--- BEGIN SUPPLIED ENTRIES ---
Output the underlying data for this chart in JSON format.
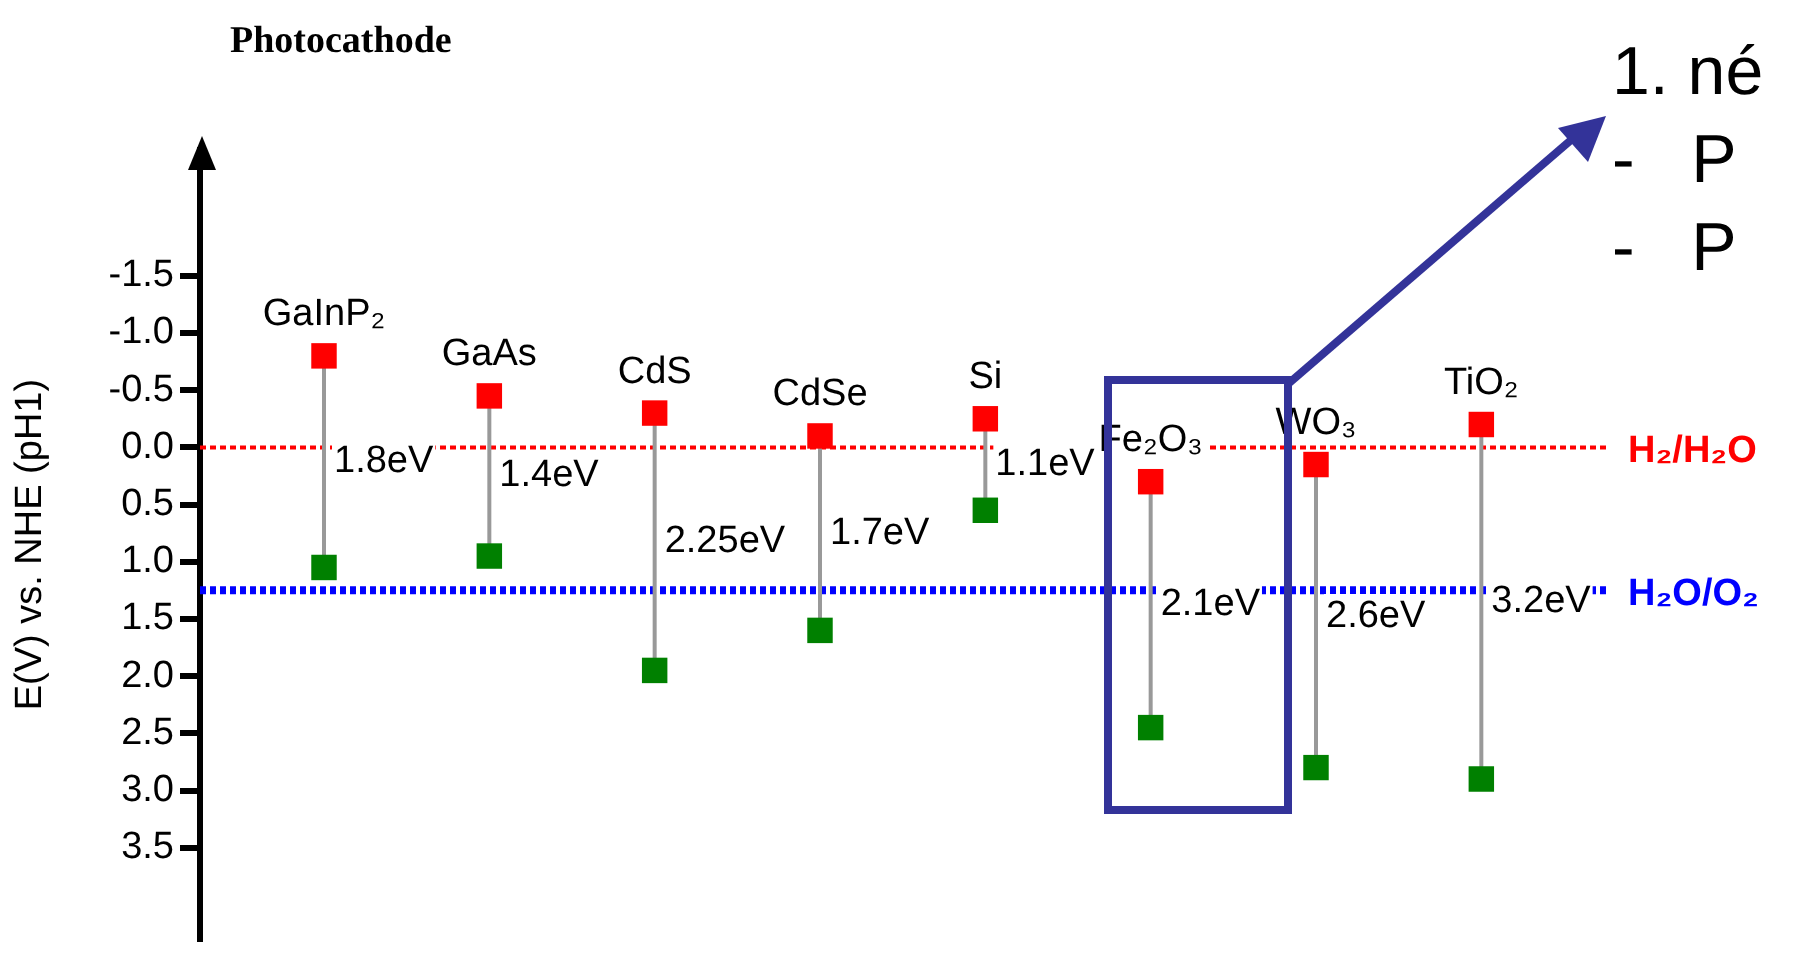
{
  "chart_data": {
    "type": "scatter",
    "title": "Photocathode",
    "ylabel": "E(V) vs. NHE (pH1)",
    "categories": [
      "GaInP₂",
      "GaAs",
      "CdS",
      "CdSe",
      "Si",
      "Fe₂O₃",
      "WO₃",
      "TiO₂"
    ],
    "series": [
      {
        "color": "#ff0000",
        "values": [
          -0.8,
          -0.45,
          -0.3,
          -0.1,
          -0.25,
          0.3,
          0.15,
          -0.2
        ]
      },
      {
        "color": "#008000",
        "values": [
          1.05,
          0.95,
          1.95,
          1.6,
          0.55,
          2.45,
          2.8,
          2.9
        ]
      }
    ],
    "marker": "square",
    "ylim": [
      4.3,
      -2.6
    ],
    "yticks": [
      -1.5,
      {
        "value": -1,
        "label": "-1.0"
      },
      -0.5,
      {
        "value": 0,
        "label": "0.0"
      },
      0.5,
      {
        "value": 1,
        "label": "1.0"
      },
      1.5,
      {
        "value": 2,
        "label": "2.0"
      },
      2.5,
      {
        "value": 3,
        "label": "3.0"
      },
      3.5
    ],
    "ref_lines": [
      {
        "axis": "y",
        "value": 0,
        "label": "H₂/H₂O",
        "color": "#ff0000",
        "line_style": "dotted"
      },
      {
        "axis": "y",
        "value": 1.25,
        "label": "H₂O/O₂",
        "color": "#0000ff",
        "line_style": "dotted"
      }
    ],
    "annotations": [
      "1.8eV",
      "1.4eV",
      "2.25eV",
      "1.7eV",
      "1.1eV",
      "2.1eV",
      "2.6eV",
      "3.2eV",
      "1. né",
      "-   P",
      "-   P"
    ],
    "grid": false,
    "legend": false
  }
}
--- END SUPPLIED ENTRIES ---
- [WRITTEN REQUEST]: Pull every line containing the word "color" out of the material.

- [TASK OUTPUT]:
        "color": "#ff0000",
        "color": "#008000",
        "color": "#ff0000",
        "color": "#0000ff",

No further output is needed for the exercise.